---------- RECORD EXTRACTS
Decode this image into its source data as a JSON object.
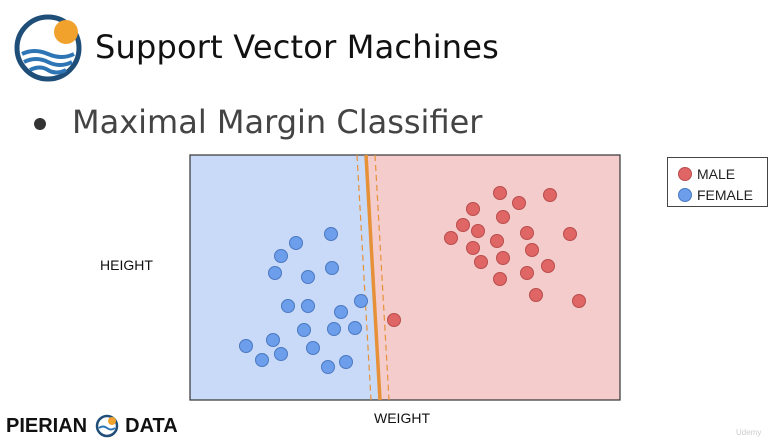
{
  "header": {
    "title": "Support Vector Machines",
    "subtitle": "Maximal Margin Classifier"
  },
  "footer": {
    "brand_left": "PIERIAN",
    "brand_right": "DATA",
    "watermark": "Udemy"
  },
  "colors": {
    "female_region": "#c9daf8",
    "male_region": "#f4cccc",
    "female_point": "#6d9eeb",
    "male_point": "#e06666",
    "margin_line": "#e69138",
    "accent_orange": "#f1a22d",
    "logo_blue": "#1f4e79"
  },
  "chart_data": {
    "type": "scatter",
    "xlabel": "WEIGHT",
    "ylabel": "HEIGHT",
    "legend_position": "outside-top-right",
    "series": [
      {
        "name": "MALE",
        "color": "#e06666",
        "points": [
          [
            500,
            193
          ],
          [
            550,
            195
          ],
          [
            473,
            209
          ],
          [
            519,
            203
          ],
          [
            463,
            225
          ],
          [
            503,
            217
          ],
          [
            451,
            238
          ],
          [
            478,
            231
          ],
          [
            570,
            234
          ],
          [
            527,
            233
          ],
          [
            497,
            241
          ],
          [
            473,
            248
          ],
          [
            532,
            250
          ],
          [
            503,
            258
          ],
          [
            481,
            262
          ],
          [
            548,
            266
          ],
          [
            527,
            273
          ],
          [
            500,
            279
          ],
          [
            536,
            295
          ],
          [
            579,
            301
          ],
          [
            394,
            320
          ]
        ]
      },
      {
        "name": "FEMALE",
        "color": "#6d9eeb",
        "points": [
          [
            331,
            234
          ],
          [
            296,
            243
          ],
          [
            281,
            256
          ],
          [
            332,
            268
          ],
          [
            275,
            273
          ],
          [
            308,
            277
          ],
          [
            361,
            301
          ],
          [
            288,
            306
          ],
          [
            308,
            306
          ],
          [
            341,
            312
          ],
          [
            304,
            330
          ],
          [
            334,
            329
          ],
          [
            355,
            328
          ],
          [
            273,
            340
          ],
          [
            246,
            346
          ],
          [
            313,
            348
          ],
          [
            281,
            354
          ],
          [
            262,
            360
          ],
          [
            346,
            362
          ],
          [
            328,
            367
          ]
        ]
      }
    ],
    "margin": {
      "separator": "solid",
      "boundaries": "dashed"
    },
    "grid": false
  }
}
--------------------
### [WHAT TO WORK ON]
Without the pictures, return all the records precisely as they stand.

### [FULL RESPONSE]
Decode this image into its source data as a JSON object.
{
  "header": {
    "title": "Support Vector Machines",
    "subtitle": "Maximal Margin Classifier"
  },
  "footer": {
    "brand_left": "PIERIAN",
    "brand_right": "DATA",
    "watermark": "Udemy"
  },
  "colors": {
    "female_region": "#c9daf8",
    "male_region": "#f4cccc",
    "female_point": "#6d9eeb",
    "male_point": "#e06666",
    "margin_line": "#e69138",
    "accent_orange": "#f1a22d",
    "logo_blue": "#1f4e79"
  },
  "chart_data": {
    "type": "scatter",
    "xlabel": "WEIGHT",
    "ylabel": "HEIGHT",
    "legend_position": "outside-top-right",
    "series": [
      {
        "name": "MALE",
        "color": "#e06666",
        "points": [
          [
            500,
            193
          ],
          [
            550,
            195
          ],
          [
            473,
            209
          ],
          [
            519,
            203
          ],
          [
            463,
            225
          ],
          [
            503,
            217
          ],
          [
            451,
            238
          ],
          [
            478,
            231
          ],
          [
            570,
            234
          ],
          [
            527,
            233
          ],
          [
            497,
            241
          ],
          [
            473,
            248
          ],
          [
            532,
            250
          ],
          [
            503,
            258
          ],
          [
            481,
            262
          ],
          [
            548,
            266
          ],
          [
            527,
            273
          ],
          [
            500,
            279
          ],
          [
            536,
            295
          ],
          [
            579,
            301
          ],
          [
            394,
            320
          ]
        ]
      },
      {
        "name": "FEMALE",
        "color": "#6d9eeb",
        "points": [
          [
            331,
            234
          ],
          [
            296,
            243
          ],
          [
            281,
            256
          ],
          [
            332,
            268
          ],
          [
            275,
            273
          ],
          [
            308,
            277
          ],
          [
            361,
            301
          ],
          [
            288,
            306
          ],
          [
            308,
            306
          ],
          [
            341,
            312
          ],
          [
            304,
            330
          ],
          [
            334,
            329
          ],
          [
            355,
            328
          ],
          [
            273,
            340
          ],
          [
            246,
            346
          ],
          [
            313,
            348
          ],
          [
            281,
            354
          ],
          [
            262,
            360
          ],
          [
            346,
            362
          ],
          [
            328,
            367
          ]
        ]
      }
    ],
    "margin": {
      "separator": "solid",
      "boundaries": "dashed"
    },
    "grid": false
  }
}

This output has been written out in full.